▸ **Set task**
Set out every line of the records below as a Markdown table with two columns, Row and Line. Put a running row number under Row and the full line under Line, and leave out blank lines.

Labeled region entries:
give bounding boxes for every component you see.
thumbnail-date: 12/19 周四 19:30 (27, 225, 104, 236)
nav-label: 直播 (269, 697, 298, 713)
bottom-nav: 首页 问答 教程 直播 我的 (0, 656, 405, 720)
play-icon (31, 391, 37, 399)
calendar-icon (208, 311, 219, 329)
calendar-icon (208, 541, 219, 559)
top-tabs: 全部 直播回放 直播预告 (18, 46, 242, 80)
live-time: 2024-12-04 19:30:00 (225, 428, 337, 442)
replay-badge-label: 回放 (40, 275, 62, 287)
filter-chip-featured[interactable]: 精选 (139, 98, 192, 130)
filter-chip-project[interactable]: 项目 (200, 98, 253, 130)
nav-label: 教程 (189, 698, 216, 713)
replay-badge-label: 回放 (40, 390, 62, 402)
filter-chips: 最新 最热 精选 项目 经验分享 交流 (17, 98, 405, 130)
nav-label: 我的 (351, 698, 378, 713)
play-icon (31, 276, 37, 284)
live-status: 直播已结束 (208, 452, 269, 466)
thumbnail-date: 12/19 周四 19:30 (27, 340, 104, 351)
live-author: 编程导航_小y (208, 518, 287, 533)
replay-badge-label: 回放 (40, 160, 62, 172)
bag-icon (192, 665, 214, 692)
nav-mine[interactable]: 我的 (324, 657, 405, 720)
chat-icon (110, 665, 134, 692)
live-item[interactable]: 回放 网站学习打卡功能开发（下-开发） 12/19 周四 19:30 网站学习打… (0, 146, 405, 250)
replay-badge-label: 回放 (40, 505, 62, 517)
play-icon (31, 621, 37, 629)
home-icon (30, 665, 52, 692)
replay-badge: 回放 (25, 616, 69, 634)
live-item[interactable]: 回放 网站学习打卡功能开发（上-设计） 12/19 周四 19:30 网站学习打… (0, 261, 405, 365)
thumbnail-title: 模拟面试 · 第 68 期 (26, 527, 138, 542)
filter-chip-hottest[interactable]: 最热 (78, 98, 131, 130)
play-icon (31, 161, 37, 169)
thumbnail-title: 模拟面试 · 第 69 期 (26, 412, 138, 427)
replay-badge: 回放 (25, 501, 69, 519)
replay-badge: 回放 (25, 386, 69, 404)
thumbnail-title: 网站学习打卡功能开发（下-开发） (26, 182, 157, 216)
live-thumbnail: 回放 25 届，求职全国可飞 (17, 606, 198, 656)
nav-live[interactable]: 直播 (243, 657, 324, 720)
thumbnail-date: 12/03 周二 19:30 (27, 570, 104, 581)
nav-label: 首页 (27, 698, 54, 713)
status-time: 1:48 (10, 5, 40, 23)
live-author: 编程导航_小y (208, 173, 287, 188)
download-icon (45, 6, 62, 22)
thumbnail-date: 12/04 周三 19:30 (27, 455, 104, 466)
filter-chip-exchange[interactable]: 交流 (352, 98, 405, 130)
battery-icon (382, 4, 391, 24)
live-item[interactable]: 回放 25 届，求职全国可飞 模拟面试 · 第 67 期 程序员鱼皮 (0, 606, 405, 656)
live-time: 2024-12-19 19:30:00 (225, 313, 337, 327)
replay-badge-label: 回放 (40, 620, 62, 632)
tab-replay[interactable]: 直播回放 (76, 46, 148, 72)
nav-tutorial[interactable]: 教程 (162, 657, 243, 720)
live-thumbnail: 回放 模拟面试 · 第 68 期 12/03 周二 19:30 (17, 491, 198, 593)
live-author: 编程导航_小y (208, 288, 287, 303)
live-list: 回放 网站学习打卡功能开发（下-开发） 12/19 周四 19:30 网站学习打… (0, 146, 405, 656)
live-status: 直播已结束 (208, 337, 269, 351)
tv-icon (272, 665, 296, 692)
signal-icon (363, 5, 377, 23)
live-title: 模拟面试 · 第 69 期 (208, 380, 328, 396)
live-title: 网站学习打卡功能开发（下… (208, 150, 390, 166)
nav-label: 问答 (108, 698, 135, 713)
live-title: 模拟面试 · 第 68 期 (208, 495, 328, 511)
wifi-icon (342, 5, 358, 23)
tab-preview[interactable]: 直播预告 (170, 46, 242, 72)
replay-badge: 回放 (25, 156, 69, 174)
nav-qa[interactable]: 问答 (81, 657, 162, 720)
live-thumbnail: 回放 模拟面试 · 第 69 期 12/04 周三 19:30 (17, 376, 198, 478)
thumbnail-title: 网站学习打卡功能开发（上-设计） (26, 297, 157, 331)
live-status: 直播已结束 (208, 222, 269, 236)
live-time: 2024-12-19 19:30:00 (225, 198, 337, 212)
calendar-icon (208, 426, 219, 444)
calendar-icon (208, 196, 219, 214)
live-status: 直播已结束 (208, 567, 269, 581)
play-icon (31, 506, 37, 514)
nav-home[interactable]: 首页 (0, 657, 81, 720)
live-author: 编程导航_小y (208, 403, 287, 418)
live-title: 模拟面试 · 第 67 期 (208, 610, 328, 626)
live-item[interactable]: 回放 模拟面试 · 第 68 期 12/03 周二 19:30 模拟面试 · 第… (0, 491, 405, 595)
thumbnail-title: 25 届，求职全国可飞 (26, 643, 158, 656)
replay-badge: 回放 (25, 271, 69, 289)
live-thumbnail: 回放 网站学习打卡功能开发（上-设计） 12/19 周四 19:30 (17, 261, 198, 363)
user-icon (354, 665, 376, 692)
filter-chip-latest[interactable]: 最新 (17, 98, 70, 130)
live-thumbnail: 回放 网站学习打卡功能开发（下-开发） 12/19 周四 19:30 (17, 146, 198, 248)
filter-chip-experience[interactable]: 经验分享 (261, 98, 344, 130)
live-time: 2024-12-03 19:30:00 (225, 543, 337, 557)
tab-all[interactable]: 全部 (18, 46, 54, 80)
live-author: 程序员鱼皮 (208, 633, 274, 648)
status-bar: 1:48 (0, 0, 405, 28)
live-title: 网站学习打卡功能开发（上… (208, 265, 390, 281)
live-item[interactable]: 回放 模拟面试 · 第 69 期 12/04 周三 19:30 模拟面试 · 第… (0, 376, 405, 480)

▸ **Solution for this problem**
| Row | Line |
|---|---|
| 1 | give bounding boxes for every component you see. |
| 2 | thumbnail-date: 12/19 周四 19:30 (27, 225, 104, 236) |
| 3 | nav-label: 直播 (269, 697, 298, 713) |
| 4 | bottom-nav: 首页 问答 教程 直播 我的 (0, 656, 405, 720) |
| 5 | play-icon (31, 391, 37, 399) |
| 6 | calendar-icon (208, 311, 219, 329) |
| 7 | calendar-icon (208, 541, 219, 559) |
| 8 | top-tabs: 全部 直播回放 直播预告 (18, 46, 242, 80) |
| 9 | live-time: 2024-12-04 19:30:00 (225, 428, 337, 442) |
| 10 | replay-badge-label: 回放 (40, 275, 62, 287) |
| 11 | filter-chip-featured[interactable]: 精选 (139, 98, 192, 130) |
| 12 | filter-chip-project[interactable]: 项目 (200, 98, 253, 130) |
| 13 | nav-label: 教程 (189, 698, 216, 713) |
| 14 | replay-badge-label: 回放 (40, 390, 62, 402) |
| 15 | filter-chips: 最新 最热 精选 项目 经验分享 交流 (17, 98, 405, 130) |
| 16 | nav-label: 我的 (351, 698, 378, 713) |
| 17 | play-icon (31, 276, 37, 284) |
| 18 | live-status: 直播已结束 (208, 452, 269, 466) |
| 19 | thumbnail-date: 12/19 周四 19:30 (27, 340, 104, 351) |
| 20 | live-author: 编程导航_小y (208, 518, 287, 533) |
| 21 | replay-badge-label: 回放 (40, 160, 62, 172) |
| 22 | bag-icon (192, 665, 214, 692) |
| 23 | nav-mine[interactable]: 我的 (324, 657, 405, 720) |
| 24 | chat-icon (110, 665, 134, 692) |
| 25 | live-item[interactable]: 回放 网站学习打卡功能开发（下-开发） 12/19 周四 19:30 网站学习打… (0, 146, 405, 250) |
| 26 | replay-badge-label: 回放 (40, 505, 62, 517) |
| 27 | play-icon (31, 621, 37, 629) |
| 28 | home-icon (30, 665, 52, 692) |
| 29 | replay-badge: 回放 (25, 616, 69, 634) |
| 30 | live-item[interactable]: 回放 网站学习打卡功能开发（上-设计） 12/19 周四 19:30 网站学习打… (0, 261, 405, 365) |
| 31 | thumbnail-title: 模拟面试 · 第 68 期 (26, 527, 138, 542) |
| 32 | filter-chip-hottest[interactable]: 最热 (78, 98, 131, 130) |
| 33 | play-icon (31, 161, 37, 169) |
| 34 | thumbnail-title: 模拟面试 · 第 69 期 (26, 412, 138, 427) |
| 35 | replay-badge: 回放 (25, 501, 69, 519) |
| 36 | replay-badge: 回放 (25, 386, 69, 404) |
| 37 | thumbnail-title: 网站学习打卡功能开发（下-开发） (26, 182, 157, 216) |
| 38 | live-thumbnail: 回放 25 届，求职全国可飞 (17, 606, 198, 656) |
| 39 | nav-live[interactable]: 直播 (243, 657, 324, 720) |
| 40 | thumbnail-date: 12/03 周二 19:30 (27, 570, 104, 581) |
| 41 | nav-label: 首页 (27, 698, 54, 713) |
| 42 | status-time: 1:48 (10, 5, 40, 23) |
| 43 | live-author: 编程导航_小y (208, 173, 287, 188) |
| 44 | download-icon (45, 6, 62, 22) |
| 45 | thumbnail-date: 12/04 周三 19:30 (27, 455, 104, 466) |
| 46 | filter-chip-exchange[interactable]: 交流 (352, 98, 405, 130) |
| 47 | battery-icon (382, 4, 391, 24) |
| 48 | live-item[interactable]: 回放 25 届，求职全国可飞 模拟面试 · 第 67 期 程序员鱼皮 (0, 606, 405, 656) |
| 49 | live-time: 2024-12-19 19:30:00 (225, 313, 337, 327) |
| 50 | replay-badge-label: 回放 (40, 620, 62, 632) |
| 51 | tab-replay[interactable]: 直播回放 (76, 46, 148, 72) |
| 52 | nav-tutorial[interactable]: 教程 (162, 657, 243, 720) |
| 53 | live-thumbnail: 回放 模拟面试 · 第 68 期 12/03 周二 19:30 (17, 491, 198, 593) |
| 54 | live-author: 编程导航_小y (208, 288, 287, 303) |
| 55 | live-list: 回放 网站学习打卡功能开发（下-开发） 12/19 周四 19:30 网站学习打… (0, 146, 405, 656) |
| 56 | live-status: 直播已结束 (208, 337, 269, 351) |
| 57 | tv-icon (272, 665, 296, 692) |
| 58 | signal-icon (363, 5, 377, 23) |
| 59 | live-title: 模拟面试 · 第 69 期 (208, 380, 328, 396) |
| 60 | live-title: 网站学习打卡功能开发（下… (208, 150, 390, 166) |
| 61 | nav-label: 问答 (108, 698, 135, 713) |
| 62 | live-title: 模拟面试 · 第 68 期 (208, 495, 328, 511) |
| 63 | wifi-icon (342, 5, 358, 23) |
| 64 | tab-preview[interactable]: 直播预告 (170, 46, 242, 72) |
| 65 | replay-badge: 回放 (25, 156, 69, 174) |
| 66 | nav-qa[interactable]: 问答 (81, 657, 162, 720) |
| 67 | live-thumbnail: 回放 模拟面试 · 第 69 期 12/04 周三 19:30 (17, 376, 198, 478) |
| 68 | thumbnail-title: 网站学习打卡功能开发（上-设计） (26, 297, 157, 331) |
| 69 | live-status: 直播已结束 (208, 222, 269, 236) |
| 70 | live-time: 2024-12-19 19:30:00 (225, 198, 337, 212) |
| 71 | calendar-icon (208, 426, 219, 444) |
| 72 | calendar-icon (208, 196, 219, 214) |
| 73 | live-status: 直播已结束 (208, 567, 269, 581) |
| 74 | play-icon (31, 506, 37, 514) |
| 75 | nav-home[interactable]: 首页 (0, 657, 81, 720) |
| 76 | live-author: 编程导航_小y (208, 403, 287, 418) |
| 77 | live-title: 模拟面试 · 第 67 期 (208, 610, 328, 626) |
| 78 | live-item[interactable]: 回放 模拟面试 · 第 68 期 12/03 周二 19:30 模拟面试 · 第… (0, 491, 405, 595) |
| 79 | thumbnail-title: 25 届，求职全国可飞 (26, 643, 158, 656) |
| 80 | replay-badge: 回放 (25, 271, 69, 289) |
| 81 | live-thumbnail: 回放 网站学习打卡功能开发（上-设计） 12/19 周四 19:30 (17, 261, 198, 363) |
| 82 | user-icon (354, 665, 376, 692) |
| 83 | filter-chip-latest[interactable]: 最新 (17, 98, 70, 130) |
| 84 | live-thumbnail: 回放 网站学习打卡功能开发（下-开发） 12/19 周四 19:30 (17, 146, 198, 248) |
| 85 | filter-chip-experience[interactable]: 经验分享 (261, 98, 344, 130) |
| 86 | live-time: 2024-12-03 19:30:00 (225, 543, 337, 557) |
| 87 | tab-all[interactable]: 全部 (18, 46, 54, 80) |
| 88 | live-author: 程序员鱼皮 (208, 633, 274, 648) |
| 89 | status-bar: 1:48 (0, 0, 405, 28) |
| 90 | live-title: 网站学习打卡功能开发（上… (208, 265, 390, 281) |
| 91 | live-item[interactable]: 回放 模拟面试 · 第 69 期 12/04 周三 19:30 模拟面试 · 第… (0, 376, 405, 480) |